#### Material supplied:

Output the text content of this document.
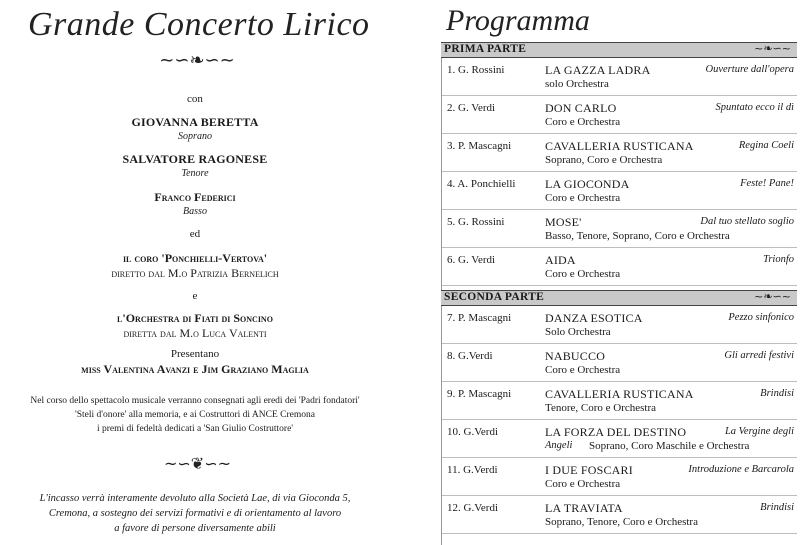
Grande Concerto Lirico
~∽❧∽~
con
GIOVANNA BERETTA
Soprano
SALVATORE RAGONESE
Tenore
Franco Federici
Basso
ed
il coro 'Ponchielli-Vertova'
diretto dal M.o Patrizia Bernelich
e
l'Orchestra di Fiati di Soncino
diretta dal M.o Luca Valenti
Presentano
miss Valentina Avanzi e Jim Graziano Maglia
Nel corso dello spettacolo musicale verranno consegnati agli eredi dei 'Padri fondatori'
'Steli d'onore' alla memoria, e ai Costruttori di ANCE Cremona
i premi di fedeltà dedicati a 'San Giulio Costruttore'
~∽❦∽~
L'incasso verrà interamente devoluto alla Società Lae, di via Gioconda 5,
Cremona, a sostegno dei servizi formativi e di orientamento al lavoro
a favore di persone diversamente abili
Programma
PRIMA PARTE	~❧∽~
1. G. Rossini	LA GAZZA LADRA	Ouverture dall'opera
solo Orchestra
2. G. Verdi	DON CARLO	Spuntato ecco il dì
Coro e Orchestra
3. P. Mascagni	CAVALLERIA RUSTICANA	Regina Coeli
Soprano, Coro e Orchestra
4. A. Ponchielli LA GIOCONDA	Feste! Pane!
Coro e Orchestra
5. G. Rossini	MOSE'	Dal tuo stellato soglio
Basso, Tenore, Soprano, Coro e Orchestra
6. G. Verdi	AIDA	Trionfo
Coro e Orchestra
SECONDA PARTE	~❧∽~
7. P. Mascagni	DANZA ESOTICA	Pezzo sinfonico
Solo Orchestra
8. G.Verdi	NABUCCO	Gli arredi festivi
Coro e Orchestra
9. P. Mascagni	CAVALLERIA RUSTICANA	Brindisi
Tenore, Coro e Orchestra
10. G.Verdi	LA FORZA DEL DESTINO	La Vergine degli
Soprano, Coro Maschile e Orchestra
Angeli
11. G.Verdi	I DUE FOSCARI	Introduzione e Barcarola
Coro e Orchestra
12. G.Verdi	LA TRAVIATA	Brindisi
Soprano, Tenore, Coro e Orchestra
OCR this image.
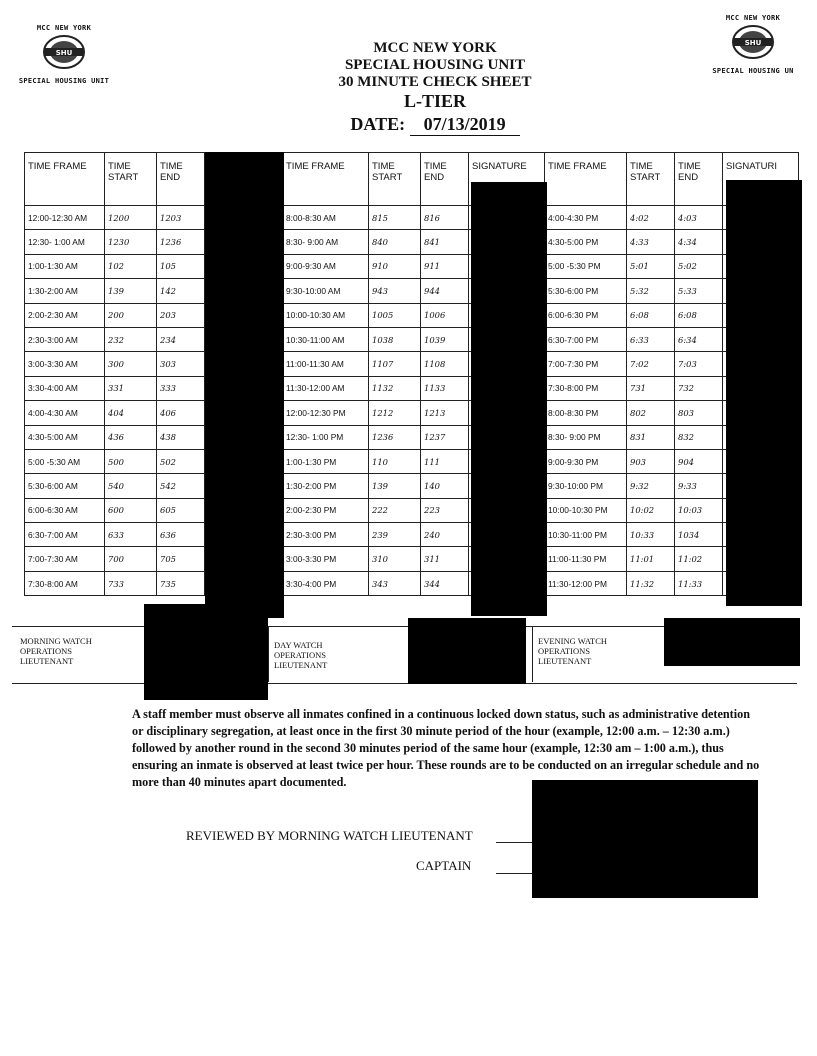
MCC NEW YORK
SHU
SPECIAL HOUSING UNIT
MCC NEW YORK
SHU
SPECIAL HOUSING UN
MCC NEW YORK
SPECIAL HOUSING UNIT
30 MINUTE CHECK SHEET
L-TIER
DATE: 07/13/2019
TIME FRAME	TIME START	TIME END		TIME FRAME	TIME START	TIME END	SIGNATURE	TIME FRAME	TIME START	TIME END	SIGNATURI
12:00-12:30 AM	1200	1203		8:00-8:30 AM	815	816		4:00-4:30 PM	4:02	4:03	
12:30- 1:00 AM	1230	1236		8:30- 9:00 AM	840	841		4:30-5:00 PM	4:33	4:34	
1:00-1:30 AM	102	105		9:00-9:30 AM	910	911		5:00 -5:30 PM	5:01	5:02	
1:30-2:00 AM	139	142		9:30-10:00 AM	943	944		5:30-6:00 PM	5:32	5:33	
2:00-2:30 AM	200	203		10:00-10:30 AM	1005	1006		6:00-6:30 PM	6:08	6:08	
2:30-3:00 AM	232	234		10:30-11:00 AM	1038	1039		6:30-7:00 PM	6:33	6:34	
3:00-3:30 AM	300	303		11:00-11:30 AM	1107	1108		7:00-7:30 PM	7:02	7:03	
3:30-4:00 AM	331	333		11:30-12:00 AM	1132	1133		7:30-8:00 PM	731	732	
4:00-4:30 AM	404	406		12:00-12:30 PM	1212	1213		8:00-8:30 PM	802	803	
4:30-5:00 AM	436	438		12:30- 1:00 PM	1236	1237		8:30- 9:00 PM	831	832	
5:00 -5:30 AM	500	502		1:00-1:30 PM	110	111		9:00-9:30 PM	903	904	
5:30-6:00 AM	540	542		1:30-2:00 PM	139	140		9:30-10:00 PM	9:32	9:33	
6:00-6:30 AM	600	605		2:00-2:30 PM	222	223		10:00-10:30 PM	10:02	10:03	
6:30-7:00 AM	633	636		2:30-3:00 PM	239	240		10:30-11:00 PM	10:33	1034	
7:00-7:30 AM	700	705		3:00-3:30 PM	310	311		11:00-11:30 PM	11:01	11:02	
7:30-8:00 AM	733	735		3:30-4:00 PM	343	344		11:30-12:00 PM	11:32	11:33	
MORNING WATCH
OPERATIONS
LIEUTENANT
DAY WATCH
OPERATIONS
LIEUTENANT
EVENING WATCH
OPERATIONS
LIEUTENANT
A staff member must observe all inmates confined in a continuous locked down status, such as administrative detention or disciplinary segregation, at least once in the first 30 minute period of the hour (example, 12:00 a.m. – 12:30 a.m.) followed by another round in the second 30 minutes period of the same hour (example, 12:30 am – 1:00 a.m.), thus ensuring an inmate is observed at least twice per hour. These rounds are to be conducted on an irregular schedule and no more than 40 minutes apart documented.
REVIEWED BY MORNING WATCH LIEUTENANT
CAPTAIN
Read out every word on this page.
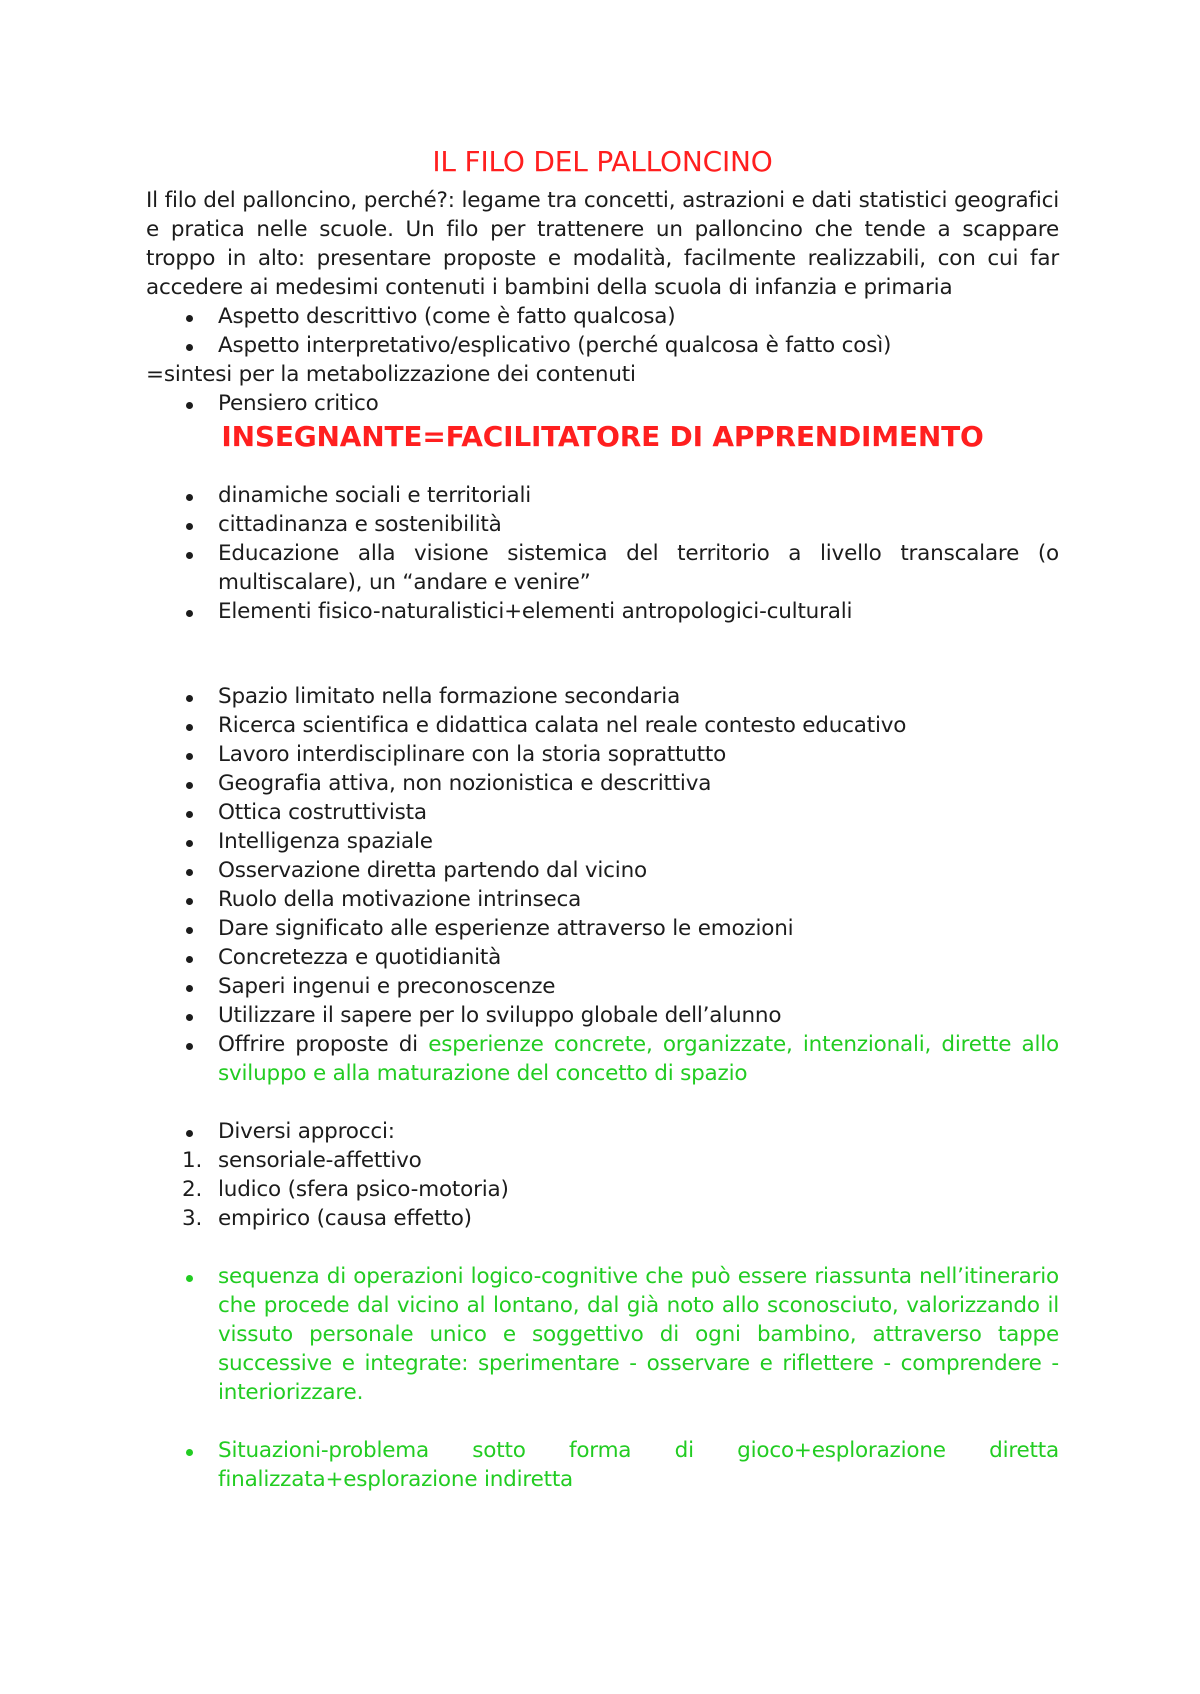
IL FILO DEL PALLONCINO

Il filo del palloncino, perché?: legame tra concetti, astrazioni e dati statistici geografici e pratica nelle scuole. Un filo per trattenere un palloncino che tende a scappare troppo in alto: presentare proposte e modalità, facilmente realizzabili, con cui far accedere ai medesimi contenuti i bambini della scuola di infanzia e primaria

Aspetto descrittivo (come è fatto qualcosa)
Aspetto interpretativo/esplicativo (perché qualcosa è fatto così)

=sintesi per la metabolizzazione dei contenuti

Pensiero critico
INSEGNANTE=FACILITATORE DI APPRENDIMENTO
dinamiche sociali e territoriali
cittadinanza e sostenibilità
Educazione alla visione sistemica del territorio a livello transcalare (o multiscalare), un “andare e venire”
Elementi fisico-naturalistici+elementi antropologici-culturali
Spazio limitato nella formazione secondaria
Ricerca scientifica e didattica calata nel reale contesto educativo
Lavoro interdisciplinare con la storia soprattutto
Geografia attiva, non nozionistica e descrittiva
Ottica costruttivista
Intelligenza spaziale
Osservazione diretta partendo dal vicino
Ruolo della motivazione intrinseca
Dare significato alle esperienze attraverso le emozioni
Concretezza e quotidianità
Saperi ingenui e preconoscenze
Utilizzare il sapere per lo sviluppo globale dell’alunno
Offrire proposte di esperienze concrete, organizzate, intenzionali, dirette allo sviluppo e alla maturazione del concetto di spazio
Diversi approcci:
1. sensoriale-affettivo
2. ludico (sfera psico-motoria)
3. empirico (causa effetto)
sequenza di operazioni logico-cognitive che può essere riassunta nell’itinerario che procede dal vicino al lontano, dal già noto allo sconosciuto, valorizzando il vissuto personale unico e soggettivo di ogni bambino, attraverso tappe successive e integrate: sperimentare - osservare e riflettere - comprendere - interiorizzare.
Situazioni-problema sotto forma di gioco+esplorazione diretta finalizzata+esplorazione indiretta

#### What is required:
Check each line above for "Ponchielli" and return the ones that have it.

#### Written answer:
il coro 'Ponchielli-Vertova'
4. A. Ponchielli LA GIOCONDA	Feste! Pane!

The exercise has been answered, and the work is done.